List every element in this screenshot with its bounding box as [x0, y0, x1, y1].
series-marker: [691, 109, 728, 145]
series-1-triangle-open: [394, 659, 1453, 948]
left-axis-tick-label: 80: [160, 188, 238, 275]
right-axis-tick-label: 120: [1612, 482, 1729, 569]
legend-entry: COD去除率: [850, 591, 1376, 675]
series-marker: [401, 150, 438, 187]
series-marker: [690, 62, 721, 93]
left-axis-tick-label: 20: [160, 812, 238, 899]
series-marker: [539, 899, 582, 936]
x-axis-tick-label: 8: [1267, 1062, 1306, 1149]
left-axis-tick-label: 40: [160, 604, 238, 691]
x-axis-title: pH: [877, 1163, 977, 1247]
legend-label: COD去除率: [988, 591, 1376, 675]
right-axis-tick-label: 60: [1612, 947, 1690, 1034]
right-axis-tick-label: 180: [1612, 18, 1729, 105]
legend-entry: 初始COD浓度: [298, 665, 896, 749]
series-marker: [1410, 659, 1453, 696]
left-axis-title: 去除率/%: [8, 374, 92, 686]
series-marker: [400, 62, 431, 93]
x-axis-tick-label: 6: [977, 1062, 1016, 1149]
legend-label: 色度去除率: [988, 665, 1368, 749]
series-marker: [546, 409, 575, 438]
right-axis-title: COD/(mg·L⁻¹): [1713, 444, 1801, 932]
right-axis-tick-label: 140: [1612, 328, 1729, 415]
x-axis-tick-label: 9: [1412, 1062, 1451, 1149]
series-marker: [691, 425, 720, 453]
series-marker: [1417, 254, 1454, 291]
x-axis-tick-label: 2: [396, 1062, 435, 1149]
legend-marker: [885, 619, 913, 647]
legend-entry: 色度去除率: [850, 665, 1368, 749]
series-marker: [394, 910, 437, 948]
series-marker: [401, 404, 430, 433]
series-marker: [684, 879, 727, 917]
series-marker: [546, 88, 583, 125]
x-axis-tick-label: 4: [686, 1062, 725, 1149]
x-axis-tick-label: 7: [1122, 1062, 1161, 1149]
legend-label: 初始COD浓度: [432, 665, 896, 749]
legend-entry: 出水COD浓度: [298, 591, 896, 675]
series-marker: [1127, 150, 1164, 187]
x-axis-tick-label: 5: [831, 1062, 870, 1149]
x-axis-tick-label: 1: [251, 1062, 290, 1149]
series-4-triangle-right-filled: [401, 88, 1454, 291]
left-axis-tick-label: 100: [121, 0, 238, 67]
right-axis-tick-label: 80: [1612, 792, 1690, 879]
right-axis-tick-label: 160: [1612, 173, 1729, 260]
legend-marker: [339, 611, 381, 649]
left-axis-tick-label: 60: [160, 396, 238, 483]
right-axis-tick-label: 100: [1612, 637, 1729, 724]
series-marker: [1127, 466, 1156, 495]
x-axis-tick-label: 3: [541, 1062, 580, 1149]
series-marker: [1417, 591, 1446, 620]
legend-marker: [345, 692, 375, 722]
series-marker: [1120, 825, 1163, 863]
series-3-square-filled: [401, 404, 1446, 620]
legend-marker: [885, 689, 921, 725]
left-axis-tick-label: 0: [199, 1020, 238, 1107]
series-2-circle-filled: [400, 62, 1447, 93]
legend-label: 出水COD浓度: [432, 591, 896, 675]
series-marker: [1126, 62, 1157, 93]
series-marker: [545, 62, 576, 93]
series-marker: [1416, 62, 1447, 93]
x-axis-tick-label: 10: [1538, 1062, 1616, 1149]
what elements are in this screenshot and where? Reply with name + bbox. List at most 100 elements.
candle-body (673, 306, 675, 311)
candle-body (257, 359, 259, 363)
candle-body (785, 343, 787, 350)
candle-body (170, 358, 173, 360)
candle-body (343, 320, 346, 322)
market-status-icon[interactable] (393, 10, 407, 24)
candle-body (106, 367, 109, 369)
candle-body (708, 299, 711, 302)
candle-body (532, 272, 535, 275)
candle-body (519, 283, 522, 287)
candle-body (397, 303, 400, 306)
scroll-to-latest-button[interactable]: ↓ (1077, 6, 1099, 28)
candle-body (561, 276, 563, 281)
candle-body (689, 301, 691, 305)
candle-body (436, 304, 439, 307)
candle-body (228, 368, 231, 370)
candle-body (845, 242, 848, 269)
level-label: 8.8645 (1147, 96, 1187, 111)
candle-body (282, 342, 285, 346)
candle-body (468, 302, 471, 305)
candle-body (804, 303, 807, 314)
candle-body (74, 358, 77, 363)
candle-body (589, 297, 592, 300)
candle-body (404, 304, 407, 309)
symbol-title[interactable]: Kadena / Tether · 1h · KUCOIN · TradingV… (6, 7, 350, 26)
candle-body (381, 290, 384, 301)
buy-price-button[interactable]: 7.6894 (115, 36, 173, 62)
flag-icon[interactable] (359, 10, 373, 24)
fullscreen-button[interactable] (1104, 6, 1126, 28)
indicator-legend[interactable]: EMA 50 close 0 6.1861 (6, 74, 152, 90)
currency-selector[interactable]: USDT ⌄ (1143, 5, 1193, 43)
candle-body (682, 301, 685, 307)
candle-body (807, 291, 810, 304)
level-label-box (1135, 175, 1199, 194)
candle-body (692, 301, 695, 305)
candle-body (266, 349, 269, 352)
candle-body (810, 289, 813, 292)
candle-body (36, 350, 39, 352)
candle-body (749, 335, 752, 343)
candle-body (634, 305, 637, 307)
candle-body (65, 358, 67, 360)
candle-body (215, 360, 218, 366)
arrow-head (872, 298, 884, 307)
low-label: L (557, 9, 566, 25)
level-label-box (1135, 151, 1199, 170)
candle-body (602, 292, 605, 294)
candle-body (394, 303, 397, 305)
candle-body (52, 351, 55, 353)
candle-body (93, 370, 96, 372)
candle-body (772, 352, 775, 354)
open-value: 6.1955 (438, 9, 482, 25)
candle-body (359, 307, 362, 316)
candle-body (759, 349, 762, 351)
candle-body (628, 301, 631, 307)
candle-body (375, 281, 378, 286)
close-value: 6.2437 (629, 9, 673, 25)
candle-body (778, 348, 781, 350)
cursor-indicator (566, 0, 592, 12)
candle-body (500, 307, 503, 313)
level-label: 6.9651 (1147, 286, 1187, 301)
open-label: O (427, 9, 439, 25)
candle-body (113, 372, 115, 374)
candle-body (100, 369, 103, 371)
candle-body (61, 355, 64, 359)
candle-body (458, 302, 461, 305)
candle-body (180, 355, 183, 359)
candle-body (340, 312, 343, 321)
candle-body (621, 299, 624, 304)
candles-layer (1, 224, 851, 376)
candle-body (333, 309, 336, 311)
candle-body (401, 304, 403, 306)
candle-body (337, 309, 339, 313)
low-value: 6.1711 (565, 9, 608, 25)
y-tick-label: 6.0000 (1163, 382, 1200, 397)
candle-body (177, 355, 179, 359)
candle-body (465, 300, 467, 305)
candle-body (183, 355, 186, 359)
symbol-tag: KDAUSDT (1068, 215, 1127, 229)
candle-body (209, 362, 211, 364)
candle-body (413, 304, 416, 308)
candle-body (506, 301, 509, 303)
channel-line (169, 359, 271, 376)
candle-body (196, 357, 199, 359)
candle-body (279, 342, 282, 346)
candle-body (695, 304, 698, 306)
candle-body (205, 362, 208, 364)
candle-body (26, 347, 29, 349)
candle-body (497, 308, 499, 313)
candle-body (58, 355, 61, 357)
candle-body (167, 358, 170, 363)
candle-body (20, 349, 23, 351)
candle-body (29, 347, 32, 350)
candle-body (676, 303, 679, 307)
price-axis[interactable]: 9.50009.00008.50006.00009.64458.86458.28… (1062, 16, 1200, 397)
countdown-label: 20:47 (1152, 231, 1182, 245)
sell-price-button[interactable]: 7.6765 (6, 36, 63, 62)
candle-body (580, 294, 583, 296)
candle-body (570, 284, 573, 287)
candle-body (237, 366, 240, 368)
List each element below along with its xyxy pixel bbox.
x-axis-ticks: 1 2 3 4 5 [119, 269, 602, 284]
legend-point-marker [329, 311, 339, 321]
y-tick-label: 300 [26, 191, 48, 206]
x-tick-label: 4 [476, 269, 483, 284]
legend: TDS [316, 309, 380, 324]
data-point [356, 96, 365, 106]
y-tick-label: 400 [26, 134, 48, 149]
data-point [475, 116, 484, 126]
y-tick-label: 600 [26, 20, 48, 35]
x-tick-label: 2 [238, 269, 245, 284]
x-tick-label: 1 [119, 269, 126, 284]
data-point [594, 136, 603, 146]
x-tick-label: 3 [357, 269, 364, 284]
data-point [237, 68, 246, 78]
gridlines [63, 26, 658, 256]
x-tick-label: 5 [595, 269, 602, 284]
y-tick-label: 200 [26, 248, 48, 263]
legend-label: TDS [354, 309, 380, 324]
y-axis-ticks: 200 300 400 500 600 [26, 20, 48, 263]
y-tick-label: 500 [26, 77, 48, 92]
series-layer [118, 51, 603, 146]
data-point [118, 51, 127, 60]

● Problem statement: Arrange the lines of the listing above, from its first line through the line containing "left-axis-tick-label: 80: [160, 188, 238, 275]", as a Markdown table with the columns Row and Entry. Leave out blank lines.

● The completed task:
| Row | Entry |
|---|---|
| 1 | List every element in this screenshot with its bounding box as [x0, y0, x1, y1]. |
| 2 | series-marker: [691, 109, 728, 145] |
| 3 | series-1-triangle-open: [394, 659, 1453, 948] |
| 4 | left-axis-tick-label: 80: [160, 188, 238, 275] |